#### Written problem
What is needed here is an exact copy of every entry.

Data records
★ ★ ★ ★ ★ ★ ★

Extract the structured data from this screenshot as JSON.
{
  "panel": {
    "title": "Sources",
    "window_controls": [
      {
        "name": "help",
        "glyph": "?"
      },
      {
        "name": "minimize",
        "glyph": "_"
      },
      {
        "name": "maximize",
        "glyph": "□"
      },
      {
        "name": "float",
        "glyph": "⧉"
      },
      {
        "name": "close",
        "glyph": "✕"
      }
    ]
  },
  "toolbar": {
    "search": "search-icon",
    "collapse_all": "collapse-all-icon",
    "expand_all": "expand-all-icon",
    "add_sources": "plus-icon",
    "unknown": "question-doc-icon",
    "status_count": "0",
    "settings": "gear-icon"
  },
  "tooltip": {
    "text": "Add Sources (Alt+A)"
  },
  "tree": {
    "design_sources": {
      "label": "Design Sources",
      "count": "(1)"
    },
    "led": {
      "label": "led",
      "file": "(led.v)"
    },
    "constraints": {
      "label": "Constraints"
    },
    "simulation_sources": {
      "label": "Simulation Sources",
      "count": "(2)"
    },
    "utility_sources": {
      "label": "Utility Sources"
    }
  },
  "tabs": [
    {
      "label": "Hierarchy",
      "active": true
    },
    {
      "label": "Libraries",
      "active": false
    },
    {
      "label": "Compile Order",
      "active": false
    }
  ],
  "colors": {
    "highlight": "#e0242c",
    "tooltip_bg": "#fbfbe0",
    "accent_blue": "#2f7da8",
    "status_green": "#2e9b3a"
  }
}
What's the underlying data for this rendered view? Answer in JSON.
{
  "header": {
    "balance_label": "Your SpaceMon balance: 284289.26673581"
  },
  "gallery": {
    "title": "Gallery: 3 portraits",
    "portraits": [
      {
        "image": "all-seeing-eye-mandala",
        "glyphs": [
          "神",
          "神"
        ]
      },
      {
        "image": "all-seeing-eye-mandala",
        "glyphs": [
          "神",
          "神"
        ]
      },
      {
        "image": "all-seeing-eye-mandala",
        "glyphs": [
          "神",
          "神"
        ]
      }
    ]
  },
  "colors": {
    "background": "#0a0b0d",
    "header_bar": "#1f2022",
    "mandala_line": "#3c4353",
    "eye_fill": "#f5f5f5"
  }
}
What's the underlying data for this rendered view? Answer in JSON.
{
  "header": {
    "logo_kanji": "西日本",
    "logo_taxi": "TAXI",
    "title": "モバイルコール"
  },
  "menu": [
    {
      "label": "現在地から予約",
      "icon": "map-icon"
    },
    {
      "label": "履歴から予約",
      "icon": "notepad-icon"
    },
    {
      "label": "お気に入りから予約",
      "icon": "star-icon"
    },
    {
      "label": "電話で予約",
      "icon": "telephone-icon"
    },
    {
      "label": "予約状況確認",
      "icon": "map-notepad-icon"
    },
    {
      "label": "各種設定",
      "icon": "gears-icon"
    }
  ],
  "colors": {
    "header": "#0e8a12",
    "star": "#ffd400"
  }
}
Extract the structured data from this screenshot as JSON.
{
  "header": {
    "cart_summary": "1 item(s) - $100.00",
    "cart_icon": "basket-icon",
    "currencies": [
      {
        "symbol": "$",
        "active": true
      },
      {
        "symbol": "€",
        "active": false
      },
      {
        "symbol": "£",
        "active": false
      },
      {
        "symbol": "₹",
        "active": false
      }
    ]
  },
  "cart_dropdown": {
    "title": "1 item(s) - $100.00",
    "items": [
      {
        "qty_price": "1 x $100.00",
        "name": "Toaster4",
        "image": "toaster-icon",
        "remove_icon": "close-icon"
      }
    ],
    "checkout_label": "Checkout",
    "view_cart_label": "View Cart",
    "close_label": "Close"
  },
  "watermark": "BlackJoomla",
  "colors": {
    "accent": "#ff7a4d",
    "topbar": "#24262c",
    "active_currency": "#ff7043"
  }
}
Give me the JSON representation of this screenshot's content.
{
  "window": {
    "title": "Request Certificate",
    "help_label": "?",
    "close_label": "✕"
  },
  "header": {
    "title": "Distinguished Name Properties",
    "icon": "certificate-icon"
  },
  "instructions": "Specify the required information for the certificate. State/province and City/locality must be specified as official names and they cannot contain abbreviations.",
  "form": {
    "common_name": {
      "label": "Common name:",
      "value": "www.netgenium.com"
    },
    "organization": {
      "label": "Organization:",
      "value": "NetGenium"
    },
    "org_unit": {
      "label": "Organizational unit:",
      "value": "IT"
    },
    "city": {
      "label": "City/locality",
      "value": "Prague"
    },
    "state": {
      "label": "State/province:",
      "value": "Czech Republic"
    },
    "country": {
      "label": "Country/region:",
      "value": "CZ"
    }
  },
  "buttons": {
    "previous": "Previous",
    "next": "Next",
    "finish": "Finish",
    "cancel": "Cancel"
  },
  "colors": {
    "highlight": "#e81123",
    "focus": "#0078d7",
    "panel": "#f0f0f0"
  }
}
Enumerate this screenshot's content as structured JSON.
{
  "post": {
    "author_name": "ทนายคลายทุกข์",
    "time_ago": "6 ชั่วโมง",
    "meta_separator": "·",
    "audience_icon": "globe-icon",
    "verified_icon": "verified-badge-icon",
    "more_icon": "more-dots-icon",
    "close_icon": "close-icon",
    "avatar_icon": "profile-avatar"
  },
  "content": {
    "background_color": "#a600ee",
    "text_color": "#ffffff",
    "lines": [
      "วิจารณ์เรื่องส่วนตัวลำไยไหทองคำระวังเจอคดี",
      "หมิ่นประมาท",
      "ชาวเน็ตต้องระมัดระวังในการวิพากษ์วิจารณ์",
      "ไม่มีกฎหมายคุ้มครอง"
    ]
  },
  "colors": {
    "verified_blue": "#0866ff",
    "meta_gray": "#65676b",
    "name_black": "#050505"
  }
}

★ ★ ★ ★ ★ ★ ★

#### Result
Extract the structured data from this screenshot as JSON.
{
  "panel": {
    "title": "Sources",
    "window_controls": [
      {
        "name": "help",
        "glyph": "?"
      },
      {
        "name": "minimize",
        "glyph": "_"
      },
      {
        "name": "maximize",
        "glyph": "□"
      },
      {
        "name": "float",
        "glyph": "⧉"
      },
      {
        "name": "close",
        "glyph": "✕"
      }
    ]
  },
  "toolbar": {
    "search": "search-icon",
    "collapse_all": "collapse-all-icon",
    "expand_all": "expand-all-icon",
    "add_sources": "plus-icon",
    "unknown": "question-doc-icon",
    "status_count": "0",
    "settings": "gear-icon"
  },
  "tooltip": {
    "text": "Add Sources (Alt+A)"
  },
  "tree": {
    "design_sources": {
      "label": "Design Sources",
      "count": "(1)"
    },
    "led": {
      "label": "led",
      "file": "(led.v)"
    },
    "constraints": {
      "label": "Constraints"
    },
    "simulation_sources": {
      "label": "Simulation Sources",
      "count": "(2)"
    },
    "utility_sources": {
      "label": "Utility Sources"
    }
  },
  "tabs": [
    {
      "label": "Hierarchy",
      "active": true
    },
    {
      "label": "Libraries",
      "active": false
    },
    {
      "label": "Compile Order",
      "active": false
    }
  ],
  "colors": {
    "highlight": "#e0242c",
    "tooltip_bg": "#fbfbe0",
    "accent_blue": "#2f7da8",
    "status_green": "#2e9b3a"
  }
}
What's the underlying data for this rendered view? Answer in JSON.
{
  "header": {
    "balance_label": "Your SpaceMon balance: 284289.26673581"
  },
  "gallery": {
    "title": "Gallery: 3 portraits",
    "portraits": [
      {
        "image": "all-seeing-eye-mandala",
        "glyphs": [
          "神",
          "神"
        ]
      },
      {
        "image": "all-seeing-eye-mandala",
        "glyphs": [
          "神",
          "神"
        ]
      },
      {
        "image": "all-seeing-eye-mandala",
        "glyphs": [
          "神",
          "神"
        ]
      }
    ]
  },
  "colors": {
    "background": "#0a0b0d",
    "header_bar": "#1f2022",
    "mandala_line": "#3c4353",
    "eye_fill": "#f5f5f5"
  }
}
What's the underlying data for this rendered view? Answer in JSON.
{
  "header": {
    "logo_kanji": "西日本",
    "logo_taxi": "TAXI",
    "title": "モバイルコール"
  },
  "menu": [
    {
      "label": "現在地から予約",
      "icon": "map-icon"
    },
    {
      "label": "履歴から予約",
      "icon": "notepad-icon"
    },
    {
      "label": "お気に入りから予約",
      "icon": "star-icon"
    },
    {
      "label": "電話で予約",
      "icon": "telephone-icon"
    },
    {
      "label": "予約状況確認",
      "icon": "map-notepad-icon"
    },
    {
      "label": "各種設定",
      "icon": "gears-icon"
    }
  ],
  "colors": {
    "header": "#0e8a12",
    "star": "#ffd400"
  }
}
Extract the structured data from this screenshot as JSON.
{
  "header": {
    "cart_summary": "1 item(s) - $100.00",
    "cart_icon": "basket-icon",
    "currencies": [
      {
        "symbol": "$",
        "active": true
      },
      {
        "symbol": "€",
        "active": false
      },
      {
        "symbol": "£",
        "active": false
      },
      {
        "symbol": "₹",
        "active": false
      }
    ]
  },
  "cart_dropdown": {
    "title": "1 item(s) - $100.00",
    "items": [
      {
        "qty_price": "1 x $100.00",
        "name": "Toaster4",
        "image": "toaster-icon",
        "remove_icon": "close-icon"
      }
    ],
    "checkout_label": "Checkout",
    "view_cart_label": "View Cart",
    "close_label": "Close"
  },
  "watermark": "BlackJoomla",
  "colors": {
    "accent": "#ff7a4d",
    "topbar": "#24262c",
    "active_currency": "#ff7043"
  }
}
Give me the JSON representation of this screenshot's content.
{
  "window": {
    "title": "Request Certificate",
    "help_label": "?",
    "close_label": "✕"
  },
  "header": {
    "title": "Distinguished Name Properties",
    "icon": "certificate-icon"
  },
  "instructions": "Specify the required information for the certificate. State/province and City/locality must be specified as official names and they cannot contain abbreviations.",
  "form": {
    "common_name": {
      "label": "Common name:",
      "value": "www.netgenium.com"
    },
    "organization": {
      "label": "Organization:",
      "value": "NetGenium"
    },
    "org_unit": {
      "label": "Organizational unit:",
      "value": "IT"
    },
    "city": {
      "label": "City/locality",
      "value": "Prague"
    },
    "state": {
      "label": "State/province:",
      "value": "Czech Republic"
    },
    "country": {
      "label": "Country/region:",
      "value": "CZ"
    }
  },
  "buttons": {
    "previous": "Previous",
    "next": "Next",
    "finish": "Finish",
    "cancel": "Cancel"
  },
  "colors": {
    "highlight": "#e81123",
    "focus": "#0078d7",
    "panel": "#f0f0f0"
  }
}
Enumerate this screenshot's content as structured JSON.
{
  "post": {
    "author_name": "ทนายคลายทุกข์",
    "time_ago": "6 ชั่วโมง",
    "meta_separator": "·",
    "audience_icon": "globe-icon",
    "verified_icon": "verified-badge-icon",
    "more_icon": "more-dots-icon",
    "close_icon": "close-icon",
    "avatar_icon": "profile-avatar"
  },
  "content": {
    "background_color": "#a600ee",
    "text_color": "#ffffff",
    "lines": [
      "วิจารณ์เรื่องส่วนตัวลำไยไหทองคำระวังเจอคดี",
      "หมิ่นประมาท",
      "ชาวเน็ตต้องระมัดระวังในการวิพากษ์วิจารณ์",
      "ไม่มีกฎหมายคุ้มครอง"
    ]
  },
  "colors": {
    "verified_blue": "#0866ff",
    "meta_gray": "#65676b",
    "name_black": "#050505"
  }
}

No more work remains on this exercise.